## FRAGMENTO DEL TEXTO
Los mártires de Chicago

En el marco de la lucha por la jornada laboral de ocho horas y tras haber sido condenados en un juicio que fue una farsa, cuatro militantes anarquistas fueron ahorcados en la ciudad más importante del estado de Illinois. En su honor, el 1º de mayo fue declarado Día Internacional de los Trabajadores.

El 11 de noviembre de 1887 al mediodía, cuatro hombres –George Engel, August Spies, Albert Parsons y Adolph Fischer– fueron ahorcados en la ciudad de Chicago, en el estado de Illinois. El juicio y la drástica condena conmovieron no solo a trabajadores de todo el mundo sino a amplios sectores democráticos y de la cultura que, en vano, abrumaron durante meses las oficinas del gobernador Richard Oglesby y del juez con cartas que pedían clemencia.

Todos los condenados habían nacido en Alemania menos Parsons, que era estadounidense. Todos tenían la rigurosa formación intelectual de los militantes obreros de la época, eran oradores brillantes, dirigían periódicos sindicales y políticos, y marcharon al patíbulo con gesto altivo, el puño en alto y cantando la “Marsellesa Anarquista”.

Un quinto condenado, Louis Lingg, el más joven, le birló al Estado la potestad de matarlo y se suicidó horas antes en su celda. De los otros tres acusados –Samuel Felden, Oscar Neebe y Michael Schwab–, dos fueron condenados a cadena perpetua y uno a quince años de prisión.

## DATOS PROPORCIONADOS
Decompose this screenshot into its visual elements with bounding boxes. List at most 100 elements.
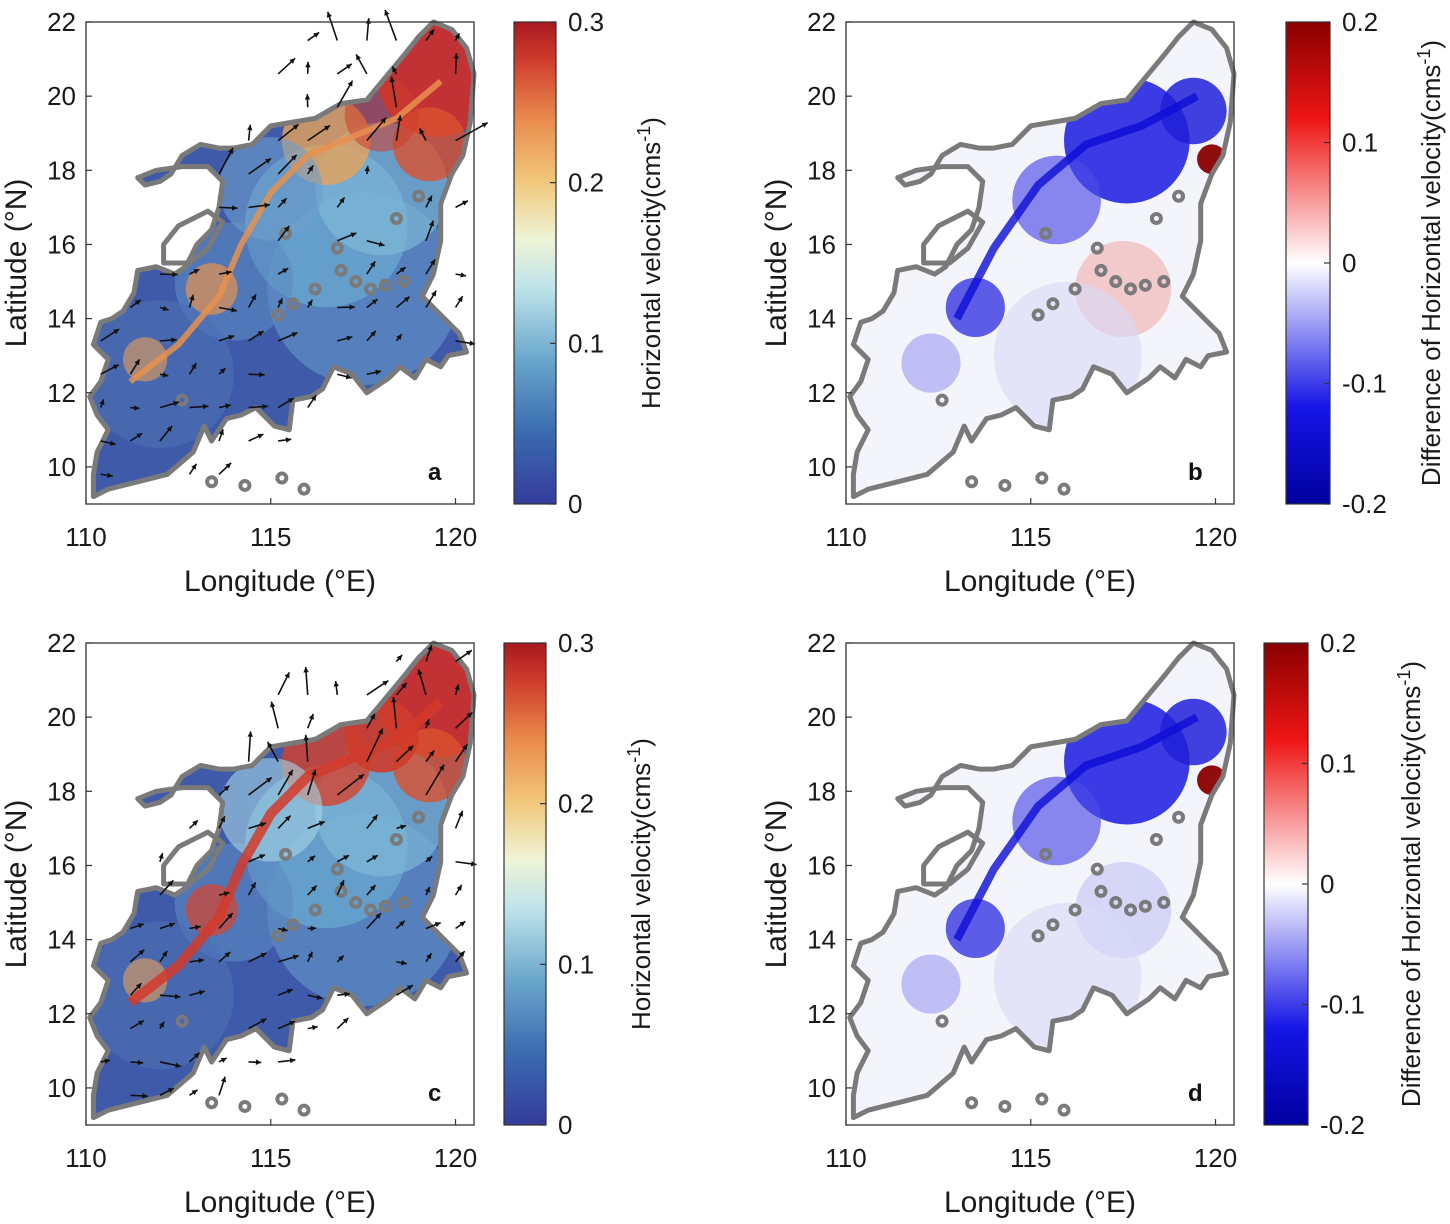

## EJERCICIO PROPUESTO
¿Puedes transcribir completo y sin ningún cambio el texto sobre los mártires de Chicago que aparece más arriba?

## EJERCICIO RESUELTO
Los mártires de Chicago

En el marco de la lucha por la jornada laboral de ocho horas y tras haber sido condenados en un juicio que fue una farsa, cuatro militantes anarquistas fueron ahorcados en la ciudad más importante del estado de Illinois. En su honor, el 1º de mayo fue declarado Día Internacional de los Trabajadores.

El 11 de noviembre de 1887 al mediodía, cuatro hombres –George Engel, August Spies, Albert Parsons y Adolph Fischer– fueron ahorcados en la ciudad de Chicago, en el estado de Illinois. El juicio y la drástica condena conmovieron no solo a trabajadores de todo el mundo sino a amplios sectores democráticos y de la cultura que, en vano, abrumaron durante meses las oficinas del gobernador Richard Oglesby y del juez con cartas que pedían clemencia.

Todos los condenados habían nacido en Alemania menos Parsons, que era estadounidense. Todos tenían la rigurosa formación intelectual de los militantes obreros de la época, eran oradores brillantes, dirigían periódicos sindicales y políticos, y marcharon al patíbulo con gesto altivo, el puño en alto y cantando la “Marsellesa Anarquista”.

Un quinto condenado, Louis Lingg, el más joven, le birló al Estado la potestad de matarlo y se suicidó horas antes en su celda. De los otros tres acusados –Samuel Felden, Oscar Neebe y Michael Schwab–, dos fueron condenados a cadena perpetua y uno a quince años de prisión.